** START ITEMS **

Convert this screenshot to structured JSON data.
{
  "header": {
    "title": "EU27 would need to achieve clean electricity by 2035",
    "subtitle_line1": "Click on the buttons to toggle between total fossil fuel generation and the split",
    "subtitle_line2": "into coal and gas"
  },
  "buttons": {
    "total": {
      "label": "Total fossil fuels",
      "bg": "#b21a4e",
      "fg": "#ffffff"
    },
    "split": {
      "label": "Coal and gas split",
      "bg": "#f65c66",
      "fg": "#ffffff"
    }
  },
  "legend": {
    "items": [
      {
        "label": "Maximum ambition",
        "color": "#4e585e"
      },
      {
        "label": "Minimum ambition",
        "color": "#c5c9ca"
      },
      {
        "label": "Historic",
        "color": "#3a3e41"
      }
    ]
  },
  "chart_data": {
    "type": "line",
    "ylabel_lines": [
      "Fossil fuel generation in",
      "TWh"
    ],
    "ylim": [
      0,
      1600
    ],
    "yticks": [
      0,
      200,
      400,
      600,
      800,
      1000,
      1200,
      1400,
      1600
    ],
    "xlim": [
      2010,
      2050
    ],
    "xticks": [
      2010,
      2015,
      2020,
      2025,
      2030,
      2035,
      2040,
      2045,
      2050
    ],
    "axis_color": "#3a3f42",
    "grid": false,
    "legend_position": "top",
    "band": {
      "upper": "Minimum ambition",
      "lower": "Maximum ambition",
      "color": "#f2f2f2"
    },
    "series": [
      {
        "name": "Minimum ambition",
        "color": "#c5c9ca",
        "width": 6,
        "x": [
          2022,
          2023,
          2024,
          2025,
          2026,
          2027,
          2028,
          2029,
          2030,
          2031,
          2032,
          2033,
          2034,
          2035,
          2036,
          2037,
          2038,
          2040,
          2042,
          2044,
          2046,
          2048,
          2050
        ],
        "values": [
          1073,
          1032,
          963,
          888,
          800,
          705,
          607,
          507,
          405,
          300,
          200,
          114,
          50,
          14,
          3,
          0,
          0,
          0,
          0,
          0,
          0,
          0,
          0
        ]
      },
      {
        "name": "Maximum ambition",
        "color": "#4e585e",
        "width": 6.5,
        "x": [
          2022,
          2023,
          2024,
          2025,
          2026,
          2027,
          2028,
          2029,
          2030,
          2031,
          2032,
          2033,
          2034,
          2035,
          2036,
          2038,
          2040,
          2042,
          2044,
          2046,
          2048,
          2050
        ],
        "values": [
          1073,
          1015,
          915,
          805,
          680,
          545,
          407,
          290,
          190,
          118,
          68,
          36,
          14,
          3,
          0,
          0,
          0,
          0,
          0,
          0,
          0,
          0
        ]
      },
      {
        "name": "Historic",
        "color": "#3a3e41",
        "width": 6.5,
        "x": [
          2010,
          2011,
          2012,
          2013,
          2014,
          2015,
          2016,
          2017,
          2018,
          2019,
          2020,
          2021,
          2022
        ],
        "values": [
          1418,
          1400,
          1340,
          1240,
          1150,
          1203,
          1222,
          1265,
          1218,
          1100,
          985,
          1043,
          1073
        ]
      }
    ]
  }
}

** END ITEMS **

• **GOAL**
Reply with the number of lines in the material above that contain "generation", and nothing more.

• **EXPECTED ANSWER**
2